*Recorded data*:
########

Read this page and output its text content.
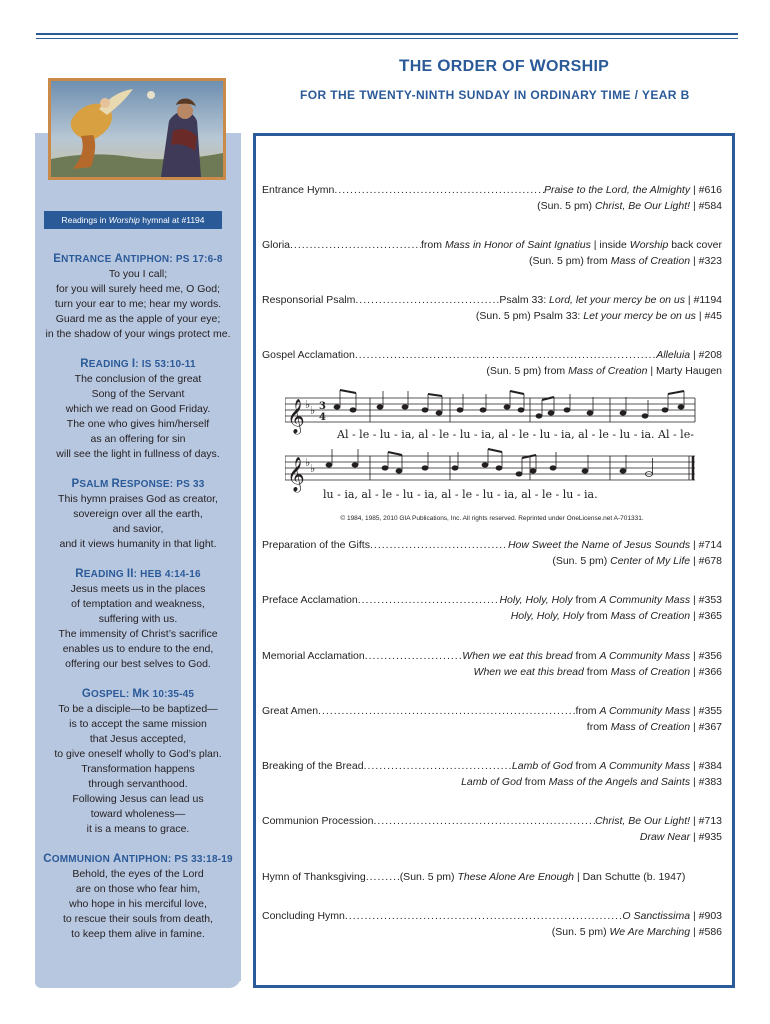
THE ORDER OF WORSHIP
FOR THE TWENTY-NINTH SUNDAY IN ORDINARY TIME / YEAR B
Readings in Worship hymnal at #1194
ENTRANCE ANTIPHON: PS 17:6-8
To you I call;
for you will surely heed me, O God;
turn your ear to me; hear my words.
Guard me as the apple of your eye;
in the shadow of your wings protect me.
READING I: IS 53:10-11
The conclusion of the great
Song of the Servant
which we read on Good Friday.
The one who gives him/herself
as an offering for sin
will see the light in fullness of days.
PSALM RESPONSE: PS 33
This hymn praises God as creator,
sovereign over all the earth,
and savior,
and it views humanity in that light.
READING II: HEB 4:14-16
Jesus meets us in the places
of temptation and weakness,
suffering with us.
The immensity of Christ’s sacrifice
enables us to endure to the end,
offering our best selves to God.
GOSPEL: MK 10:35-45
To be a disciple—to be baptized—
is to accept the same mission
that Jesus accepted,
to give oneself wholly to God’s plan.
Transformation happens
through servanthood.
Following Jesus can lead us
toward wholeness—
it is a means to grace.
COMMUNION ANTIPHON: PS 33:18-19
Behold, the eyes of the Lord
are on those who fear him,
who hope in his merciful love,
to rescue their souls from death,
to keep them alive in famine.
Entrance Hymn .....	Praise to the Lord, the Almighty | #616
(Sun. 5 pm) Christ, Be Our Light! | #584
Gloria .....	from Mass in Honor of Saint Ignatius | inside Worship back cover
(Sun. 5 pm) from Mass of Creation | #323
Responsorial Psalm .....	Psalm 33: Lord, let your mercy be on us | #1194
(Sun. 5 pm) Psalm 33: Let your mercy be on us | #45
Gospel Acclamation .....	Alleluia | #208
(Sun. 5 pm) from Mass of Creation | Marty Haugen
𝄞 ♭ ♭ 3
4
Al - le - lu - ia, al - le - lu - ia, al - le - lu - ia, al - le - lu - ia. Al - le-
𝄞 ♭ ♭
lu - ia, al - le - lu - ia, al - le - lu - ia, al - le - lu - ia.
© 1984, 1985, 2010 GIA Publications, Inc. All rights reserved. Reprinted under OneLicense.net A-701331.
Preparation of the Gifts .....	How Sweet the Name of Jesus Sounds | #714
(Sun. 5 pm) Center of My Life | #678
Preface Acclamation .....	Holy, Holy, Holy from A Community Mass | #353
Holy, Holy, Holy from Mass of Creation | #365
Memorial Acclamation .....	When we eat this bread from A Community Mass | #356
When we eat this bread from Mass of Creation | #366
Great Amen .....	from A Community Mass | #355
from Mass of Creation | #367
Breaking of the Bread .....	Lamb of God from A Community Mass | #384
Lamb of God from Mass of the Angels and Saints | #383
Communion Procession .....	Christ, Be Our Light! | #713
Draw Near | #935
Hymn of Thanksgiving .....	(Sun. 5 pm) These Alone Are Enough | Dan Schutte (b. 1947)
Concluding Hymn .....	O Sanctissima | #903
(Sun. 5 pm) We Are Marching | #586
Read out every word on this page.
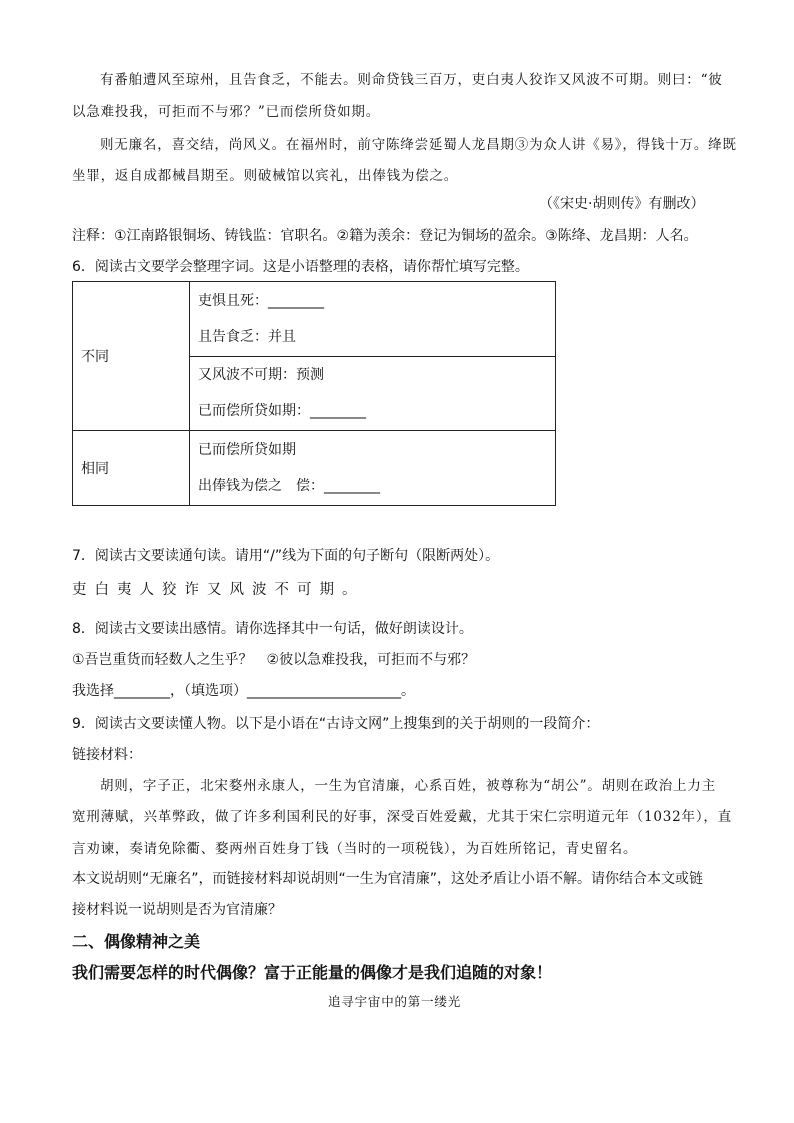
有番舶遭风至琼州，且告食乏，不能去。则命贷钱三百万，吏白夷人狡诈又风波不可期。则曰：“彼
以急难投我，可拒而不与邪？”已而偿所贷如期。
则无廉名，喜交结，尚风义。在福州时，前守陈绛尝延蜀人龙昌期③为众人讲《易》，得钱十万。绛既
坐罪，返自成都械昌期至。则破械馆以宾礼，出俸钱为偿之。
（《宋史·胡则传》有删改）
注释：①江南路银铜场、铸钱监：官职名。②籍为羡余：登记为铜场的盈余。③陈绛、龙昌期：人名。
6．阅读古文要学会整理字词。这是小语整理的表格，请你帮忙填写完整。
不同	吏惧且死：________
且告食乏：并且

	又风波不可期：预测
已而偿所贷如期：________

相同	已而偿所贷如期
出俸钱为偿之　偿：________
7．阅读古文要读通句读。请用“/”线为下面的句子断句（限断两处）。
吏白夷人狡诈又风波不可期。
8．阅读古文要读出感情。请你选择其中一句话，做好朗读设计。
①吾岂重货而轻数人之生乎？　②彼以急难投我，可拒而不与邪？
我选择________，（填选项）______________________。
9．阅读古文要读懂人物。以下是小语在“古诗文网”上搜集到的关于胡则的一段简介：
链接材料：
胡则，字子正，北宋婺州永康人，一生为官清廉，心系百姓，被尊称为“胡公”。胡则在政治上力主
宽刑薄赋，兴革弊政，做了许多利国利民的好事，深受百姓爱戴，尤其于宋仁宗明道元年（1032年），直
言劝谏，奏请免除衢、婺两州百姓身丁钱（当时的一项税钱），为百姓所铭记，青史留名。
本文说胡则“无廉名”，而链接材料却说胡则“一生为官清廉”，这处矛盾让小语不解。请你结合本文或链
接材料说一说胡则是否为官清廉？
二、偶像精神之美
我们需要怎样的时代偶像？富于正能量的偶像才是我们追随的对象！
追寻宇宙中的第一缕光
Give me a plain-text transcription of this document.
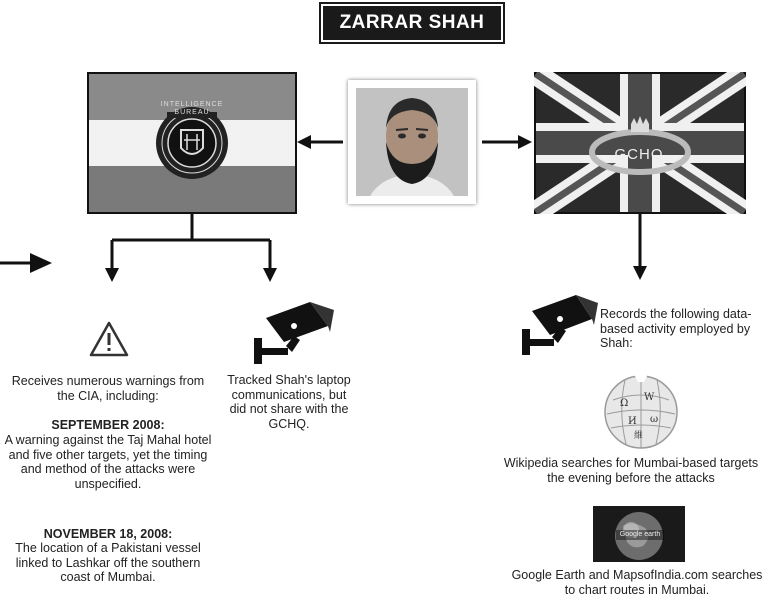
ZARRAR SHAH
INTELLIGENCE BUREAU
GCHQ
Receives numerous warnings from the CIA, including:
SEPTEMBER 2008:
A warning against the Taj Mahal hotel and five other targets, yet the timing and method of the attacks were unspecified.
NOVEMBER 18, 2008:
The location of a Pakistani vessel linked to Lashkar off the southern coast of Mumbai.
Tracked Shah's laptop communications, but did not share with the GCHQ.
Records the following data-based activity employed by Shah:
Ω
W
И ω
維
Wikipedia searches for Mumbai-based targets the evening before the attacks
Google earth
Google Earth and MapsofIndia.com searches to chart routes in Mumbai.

########

*WHAT THE EXERCISE ASKS*: How many lines of these entries contain the string "text"? Reply with the number alone.

*OUTPUT FOR THIS EXERCISE*: 2